── Material for this task
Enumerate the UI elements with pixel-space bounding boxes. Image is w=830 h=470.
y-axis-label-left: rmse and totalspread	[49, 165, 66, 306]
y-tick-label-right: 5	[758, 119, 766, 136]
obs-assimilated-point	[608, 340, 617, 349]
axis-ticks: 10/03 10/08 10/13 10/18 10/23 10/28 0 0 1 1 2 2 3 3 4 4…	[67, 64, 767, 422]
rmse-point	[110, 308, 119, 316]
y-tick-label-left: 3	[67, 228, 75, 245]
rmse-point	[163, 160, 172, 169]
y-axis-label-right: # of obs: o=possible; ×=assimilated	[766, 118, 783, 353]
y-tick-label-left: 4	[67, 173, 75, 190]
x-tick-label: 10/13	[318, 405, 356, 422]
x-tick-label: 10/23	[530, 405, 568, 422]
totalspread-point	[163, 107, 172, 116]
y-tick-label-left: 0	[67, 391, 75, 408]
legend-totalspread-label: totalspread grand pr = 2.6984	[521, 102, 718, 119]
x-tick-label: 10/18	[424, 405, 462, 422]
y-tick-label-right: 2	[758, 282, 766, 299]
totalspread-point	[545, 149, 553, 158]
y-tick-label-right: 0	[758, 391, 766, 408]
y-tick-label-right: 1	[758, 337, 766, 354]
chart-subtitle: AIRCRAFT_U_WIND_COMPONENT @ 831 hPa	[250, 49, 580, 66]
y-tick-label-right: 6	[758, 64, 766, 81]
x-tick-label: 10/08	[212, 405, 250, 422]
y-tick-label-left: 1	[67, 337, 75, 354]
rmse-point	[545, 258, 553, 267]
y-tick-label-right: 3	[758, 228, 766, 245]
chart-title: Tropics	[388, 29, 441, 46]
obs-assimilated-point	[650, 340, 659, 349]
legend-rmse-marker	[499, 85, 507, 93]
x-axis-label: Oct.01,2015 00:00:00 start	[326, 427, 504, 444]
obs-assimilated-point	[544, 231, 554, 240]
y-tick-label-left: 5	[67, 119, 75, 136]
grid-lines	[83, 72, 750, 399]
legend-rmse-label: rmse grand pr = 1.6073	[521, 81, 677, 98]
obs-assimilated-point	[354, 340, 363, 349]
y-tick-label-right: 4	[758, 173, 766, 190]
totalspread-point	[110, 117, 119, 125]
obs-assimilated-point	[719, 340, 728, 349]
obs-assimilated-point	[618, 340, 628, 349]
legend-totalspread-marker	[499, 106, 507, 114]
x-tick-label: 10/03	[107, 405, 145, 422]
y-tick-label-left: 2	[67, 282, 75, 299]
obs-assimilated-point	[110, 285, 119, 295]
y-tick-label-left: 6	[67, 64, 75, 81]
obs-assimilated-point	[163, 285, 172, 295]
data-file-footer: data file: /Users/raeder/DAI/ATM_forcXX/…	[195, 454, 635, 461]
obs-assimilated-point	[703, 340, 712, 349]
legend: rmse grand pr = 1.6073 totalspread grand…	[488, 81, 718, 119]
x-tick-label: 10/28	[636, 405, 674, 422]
────
Format everything from the start of the data down through the line containing "axis-ticks: 10/03 10/08" as a Markdown table with the columns Row and Data Line. Number each line in sequence and omit any blank lines.

| Row | Data Line |
|---|---|
| 1 | Enumerate the UI elements with pixel-space bounding boxes. Image is w=830 h=470. |
| 2 | y-axis-label-left: rmse and totalspread	[49, 165, 66, 306] |
| 3 | y-tick-label-right: 5	[758, 119, 766, 136] |
| 4 | obs-assimilated-point	[608, 340, 617, 349] |
| 5 | axis-ticks: 10/03 10/08 10/13 10/18 10/23 10/28 0 0 1 1 2 2 3 3 4 4…	[67, 64, 767, 422] |